▶ **What is expected**:
Report, word for word, every line of the material that contains "this".

- - - - -

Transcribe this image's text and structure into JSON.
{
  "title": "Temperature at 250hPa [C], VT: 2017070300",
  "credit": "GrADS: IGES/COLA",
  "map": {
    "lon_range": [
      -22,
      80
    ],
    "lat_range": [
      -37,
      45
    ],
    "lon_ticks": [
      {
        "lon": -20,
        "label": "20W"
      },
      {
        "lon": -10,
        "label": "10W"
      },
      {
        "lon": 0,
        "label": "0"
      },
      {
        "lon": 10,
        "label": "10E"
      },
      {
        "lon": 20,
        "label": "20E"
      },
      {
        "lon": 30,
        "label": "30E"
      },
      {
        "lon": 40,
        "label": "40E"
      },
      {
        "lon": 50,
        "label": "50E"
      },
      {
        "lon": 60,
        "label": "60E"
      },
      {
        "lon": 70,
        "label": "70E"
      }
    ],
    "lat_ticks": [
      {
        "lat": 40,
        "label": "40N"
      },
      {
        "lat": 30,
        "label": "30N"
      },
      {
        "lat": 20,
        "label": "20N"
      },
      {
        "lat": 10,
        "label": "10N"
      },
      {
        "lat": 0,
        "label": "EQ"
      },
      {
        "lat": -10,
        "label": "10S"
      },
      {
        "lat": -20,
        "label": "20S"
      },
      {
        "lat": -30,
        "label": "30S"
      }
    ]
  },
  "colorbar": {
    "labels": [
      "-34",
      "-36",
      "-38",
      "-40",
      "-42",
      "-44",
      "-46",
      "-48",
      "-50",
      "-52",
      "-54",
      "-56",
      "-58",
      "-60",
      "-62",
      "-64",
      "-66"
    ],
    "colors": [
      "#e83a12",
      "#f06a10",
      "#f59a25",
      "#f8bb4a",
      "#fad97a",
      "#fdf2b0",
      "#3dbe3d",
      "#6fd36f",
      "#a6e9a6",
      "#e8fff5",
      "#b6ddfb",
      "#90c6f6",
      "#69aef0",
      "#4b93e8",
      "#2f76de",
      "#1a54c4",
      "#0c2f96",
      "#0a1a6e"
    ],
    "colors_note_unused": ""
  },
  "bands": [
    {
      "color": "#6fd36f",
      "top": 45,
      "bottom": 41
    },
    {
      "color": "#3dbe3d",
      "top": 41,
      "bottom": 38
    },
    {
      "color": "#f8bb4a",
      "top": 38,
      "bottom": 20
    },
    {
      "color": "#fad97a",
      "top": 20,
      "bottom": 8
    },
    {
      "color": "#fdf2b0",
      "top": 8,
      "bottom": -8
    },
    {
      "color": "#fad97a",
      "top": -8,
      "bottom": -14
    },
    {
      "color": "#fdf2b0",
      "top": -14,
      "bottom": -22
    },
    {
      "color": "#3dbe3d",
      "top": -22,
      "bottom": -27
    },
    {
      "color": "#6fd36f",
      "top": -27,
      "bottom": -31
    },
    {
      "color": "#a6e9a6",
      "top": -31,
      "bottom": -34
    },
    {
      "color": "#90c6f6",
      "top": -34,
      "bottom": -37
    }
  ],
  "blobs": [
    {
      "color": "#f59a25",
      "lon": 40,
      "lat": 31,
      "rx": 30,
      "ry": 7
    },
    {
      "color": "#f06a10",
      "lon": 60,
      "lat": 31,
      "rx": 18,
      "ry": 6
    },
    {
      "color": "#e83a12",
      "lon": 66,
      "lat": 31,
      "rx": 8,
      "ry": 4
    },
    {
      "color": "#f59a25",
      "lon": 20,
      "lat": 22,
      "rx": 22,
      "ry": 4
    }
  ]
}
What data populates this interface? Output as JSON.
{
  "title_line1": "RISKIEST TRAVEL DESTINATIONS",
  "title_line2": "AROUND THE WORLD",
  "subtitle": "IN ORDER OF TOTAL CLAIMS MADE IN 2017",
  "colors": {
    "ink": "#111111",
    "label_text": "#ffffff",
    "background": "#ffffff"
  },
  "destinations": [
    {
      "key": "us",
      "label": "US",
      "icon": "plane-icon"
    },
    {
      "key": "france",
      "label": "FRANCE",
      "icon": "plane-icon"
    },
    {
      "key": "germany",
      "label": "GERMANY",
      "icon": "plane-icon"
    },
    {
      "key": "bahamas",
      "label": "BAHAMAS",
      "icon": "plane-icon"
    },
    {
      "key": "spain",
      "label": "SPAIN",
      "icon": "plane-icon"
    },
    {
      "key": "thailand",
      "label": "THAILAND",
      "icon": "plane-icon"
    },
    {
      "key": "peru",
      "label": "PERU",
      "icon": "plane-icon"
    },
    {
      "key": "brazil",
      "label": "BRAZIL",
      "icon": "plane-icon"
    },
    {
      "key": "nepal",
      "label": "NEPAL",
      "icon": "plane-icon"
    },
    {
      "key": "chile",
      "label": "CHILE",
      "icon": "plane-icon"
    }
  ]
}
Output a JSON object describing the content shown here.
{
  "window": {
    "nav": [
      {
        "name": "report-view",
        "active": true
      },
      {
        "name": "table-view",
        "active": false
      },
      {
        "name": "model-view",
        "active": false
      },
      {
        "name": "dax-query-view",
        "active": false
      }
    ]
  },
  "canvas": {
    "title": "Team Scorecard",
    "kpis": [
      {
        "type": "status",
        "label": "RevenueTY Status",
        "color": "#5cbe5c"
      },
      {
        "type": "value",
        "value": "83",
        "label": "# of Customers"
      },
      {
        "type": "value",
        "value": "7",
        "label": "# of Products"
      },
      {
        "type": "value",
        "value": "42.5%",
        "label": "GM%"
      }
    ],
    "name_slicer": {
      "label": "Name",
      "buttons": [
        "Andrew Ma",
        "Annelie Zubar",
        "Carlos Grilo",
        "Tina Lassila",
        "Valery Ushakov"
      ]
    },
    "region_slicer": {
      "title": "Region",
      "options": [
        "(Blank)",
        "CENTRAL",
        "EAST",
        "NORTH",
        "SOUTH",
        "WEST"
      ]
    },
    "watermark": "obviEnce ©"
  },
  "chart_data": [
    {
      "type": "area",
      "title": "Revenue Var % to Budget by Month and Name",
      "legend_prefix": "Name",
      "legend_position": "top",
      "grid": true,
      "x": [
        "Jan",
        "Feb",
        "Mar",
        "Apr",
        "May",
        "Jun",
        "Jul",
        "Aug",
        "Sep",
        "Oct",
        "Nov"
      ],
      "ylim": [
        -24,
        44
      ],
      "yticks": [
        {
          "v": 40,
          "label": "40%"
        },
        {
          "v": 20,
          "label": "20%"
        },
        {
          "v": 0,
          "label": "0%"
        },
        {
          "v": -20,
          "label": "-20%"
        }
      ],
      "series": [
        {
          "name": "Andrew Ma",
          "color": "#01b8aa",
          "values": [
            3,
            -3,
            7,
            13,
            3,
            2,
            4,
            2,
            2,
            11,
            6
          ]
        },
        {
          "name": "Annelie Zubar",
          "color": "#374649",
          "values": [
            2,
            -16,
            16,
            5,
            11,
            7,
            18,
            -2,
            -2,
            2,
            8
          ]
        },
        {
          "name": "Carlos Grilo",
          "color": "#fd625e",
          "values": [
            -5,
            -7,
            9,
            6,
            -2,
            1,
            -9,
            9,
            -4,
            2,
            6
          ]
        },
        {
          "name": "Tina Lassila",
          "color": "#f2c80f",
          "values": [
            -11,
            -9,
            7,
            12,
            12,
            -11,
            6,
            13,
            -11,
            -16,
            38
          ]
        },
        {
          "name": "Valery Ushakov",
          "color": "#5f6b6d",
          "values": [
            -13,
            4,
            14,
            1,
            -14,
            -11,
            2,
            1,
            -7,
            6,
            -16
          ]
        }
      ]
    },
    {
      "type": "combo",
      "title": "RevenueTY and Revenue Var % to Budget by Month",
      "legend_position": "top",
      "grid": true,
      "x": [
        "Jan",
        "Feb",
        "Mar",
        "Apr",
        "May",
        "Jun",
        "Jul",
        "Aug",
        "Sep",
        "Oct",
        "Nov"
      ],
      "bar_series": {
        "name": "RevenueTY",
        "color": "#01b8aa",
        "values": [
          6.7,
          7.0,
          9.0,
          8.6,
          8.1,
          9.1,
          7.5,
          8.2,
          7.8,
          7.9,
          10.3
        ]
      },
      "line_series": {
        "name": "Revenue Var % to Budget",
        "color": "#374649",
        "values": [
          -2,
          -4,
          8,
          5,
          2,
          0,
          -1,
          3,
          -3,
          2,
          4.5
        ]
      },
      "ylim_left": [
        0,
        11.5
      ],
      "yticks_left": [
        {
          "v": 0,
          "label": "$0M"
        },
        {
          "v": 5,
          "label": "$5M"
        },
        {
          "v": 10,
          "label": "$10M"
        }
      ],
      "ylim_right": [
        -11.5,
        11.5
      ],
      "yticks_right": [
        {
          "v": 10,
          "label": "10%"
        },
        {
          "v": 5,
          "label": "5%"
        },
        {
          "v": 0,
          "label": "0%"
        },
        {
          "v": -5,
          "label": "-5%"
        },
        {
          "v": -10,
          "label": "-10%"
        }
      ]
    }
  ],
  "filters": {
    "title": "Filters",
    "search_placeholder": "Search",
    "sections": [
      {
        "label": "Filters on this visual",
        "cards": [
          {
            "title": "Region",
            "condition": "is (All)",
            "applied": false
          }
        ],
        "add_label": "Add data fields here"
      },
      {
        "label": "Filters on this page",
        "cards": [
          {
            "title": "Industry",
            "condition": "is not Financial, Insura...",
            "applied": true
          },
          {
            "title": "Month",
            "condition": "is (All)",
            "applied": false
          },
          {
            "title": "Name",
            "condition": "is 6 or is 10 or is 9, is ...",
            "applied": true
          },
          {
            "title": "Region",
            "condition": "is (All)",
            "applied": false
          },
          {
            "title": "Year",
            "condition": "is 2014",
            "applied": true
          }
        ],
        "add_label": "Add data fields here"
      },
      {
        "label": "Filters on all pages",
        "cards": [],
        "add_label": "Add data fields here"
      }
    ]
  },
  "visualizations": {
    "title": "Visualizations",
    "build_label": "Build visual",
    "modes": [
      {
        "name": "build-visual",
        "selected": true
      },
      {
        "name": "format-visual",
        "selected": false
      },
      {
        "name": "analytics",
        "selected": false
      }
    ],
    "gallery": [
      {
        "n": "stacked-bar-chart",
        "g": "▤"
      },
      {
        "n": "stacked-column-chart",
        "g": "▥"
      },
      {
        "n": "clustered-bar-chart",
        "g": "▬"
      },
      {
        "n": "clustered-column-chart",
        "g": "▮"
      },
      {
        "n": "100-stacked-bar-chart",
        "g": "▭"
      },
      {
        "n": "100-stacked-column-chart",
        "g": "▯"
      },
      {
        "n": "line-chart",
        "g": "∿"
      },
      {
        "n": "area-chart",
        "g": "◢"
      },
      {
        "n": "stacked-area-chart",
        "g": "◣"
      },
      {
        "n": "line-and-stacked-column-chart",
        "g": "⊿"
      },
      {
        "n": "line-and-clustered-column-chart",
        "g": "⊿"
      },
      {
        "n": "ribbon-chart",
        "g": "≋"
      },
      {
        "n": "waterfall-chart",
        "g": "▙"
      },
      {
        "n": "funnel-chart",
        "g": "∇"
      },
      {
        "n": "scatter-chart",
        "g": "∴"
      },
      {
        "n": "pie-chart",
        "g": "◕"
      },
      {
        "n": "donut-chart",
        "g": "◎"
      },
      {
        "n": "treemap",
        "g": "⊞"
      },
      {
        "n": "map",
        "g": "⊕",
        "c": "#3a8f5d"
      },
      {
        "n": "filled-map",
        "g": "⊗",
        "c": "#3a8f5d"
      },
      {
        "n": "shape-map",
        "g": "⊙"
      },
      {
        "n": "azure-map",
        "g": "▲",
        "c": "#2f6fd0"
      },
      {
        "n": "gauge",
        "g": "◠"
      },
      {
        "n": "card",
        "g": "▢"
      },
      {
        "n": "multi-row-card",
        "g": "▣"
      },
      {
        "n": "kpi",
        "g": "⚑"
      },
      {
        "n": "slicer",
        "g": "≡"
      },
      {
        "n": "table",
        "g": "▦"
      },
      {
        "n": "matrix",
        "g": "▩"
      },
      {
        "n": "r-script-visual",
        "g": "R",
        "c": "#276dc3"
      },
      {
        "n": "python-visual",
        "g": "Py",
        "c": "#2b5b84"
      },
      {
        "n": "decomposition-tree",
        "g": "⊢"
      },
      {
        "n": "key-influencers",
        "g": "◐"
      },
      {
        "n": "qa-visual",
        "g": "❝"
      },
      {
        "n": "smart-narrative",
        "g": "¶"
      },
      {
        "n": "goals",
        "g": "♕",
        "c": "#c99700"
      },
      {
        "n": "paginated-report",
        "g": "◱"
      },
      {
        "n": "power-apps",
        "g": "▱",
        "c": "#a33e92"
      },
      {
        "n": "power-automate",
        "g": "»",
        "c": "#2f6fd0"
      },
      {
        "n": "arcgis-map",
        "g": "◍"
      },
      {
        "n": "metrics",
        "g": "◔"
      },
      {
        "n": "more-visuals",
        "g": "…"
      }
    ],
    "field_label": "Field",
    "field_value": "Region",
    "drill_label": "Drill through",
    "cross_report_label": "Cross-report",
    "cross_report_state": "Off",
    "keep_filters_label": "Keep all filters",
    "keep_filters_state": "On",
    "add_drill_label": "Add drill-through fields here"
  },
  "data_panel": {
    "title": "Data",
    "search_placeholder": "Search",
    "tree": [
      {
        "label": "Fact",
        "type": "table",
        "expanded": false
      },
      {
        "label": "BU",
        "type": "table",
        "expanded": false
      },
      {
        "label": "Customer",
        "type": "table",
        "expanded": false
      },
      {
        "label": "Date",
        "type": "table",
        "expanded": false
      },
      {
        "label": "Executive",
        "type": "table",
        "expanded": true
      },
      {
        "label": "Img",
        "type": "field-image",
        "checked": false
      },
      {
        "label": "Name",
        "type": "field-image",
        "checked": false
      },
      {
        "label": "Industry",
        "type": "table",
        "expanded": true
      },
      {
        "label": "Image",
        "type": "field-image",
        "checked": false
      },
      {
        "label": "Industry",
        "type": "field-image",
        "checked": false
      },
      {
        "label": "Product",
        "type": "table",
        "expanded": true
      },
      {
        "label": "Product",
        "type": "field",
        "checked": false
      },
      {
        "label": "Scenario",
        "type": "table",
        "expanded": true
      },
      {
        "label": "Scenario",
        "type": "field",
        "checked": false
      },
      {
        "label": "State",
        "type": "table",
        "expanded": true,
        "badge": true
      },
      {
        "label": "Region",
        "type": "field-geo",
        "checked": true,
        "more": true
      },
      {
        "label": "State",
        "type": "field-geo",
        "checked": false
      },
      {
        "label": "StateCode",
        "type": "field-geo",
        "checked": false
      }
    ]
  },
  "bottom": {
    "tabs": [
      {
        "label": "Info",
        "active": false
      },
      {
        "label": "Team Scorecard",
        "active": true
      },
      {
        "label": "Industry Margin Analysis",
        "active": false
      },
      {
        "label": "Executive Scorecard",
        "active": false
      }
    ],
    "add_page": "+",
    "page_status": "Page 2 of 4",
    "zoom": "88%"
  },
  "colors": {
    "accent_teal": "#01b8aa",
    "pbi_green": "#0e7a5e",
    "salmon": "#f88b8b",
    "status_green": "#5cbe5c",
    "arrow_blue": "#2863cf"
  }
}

- - - - -

▶ **Exercise solution**:
Transcribe this image's text and structure into JSON.
What data populates this interface? Output as JSON.
        "label": "Filters on this visual",
        "label": "Filters on this page",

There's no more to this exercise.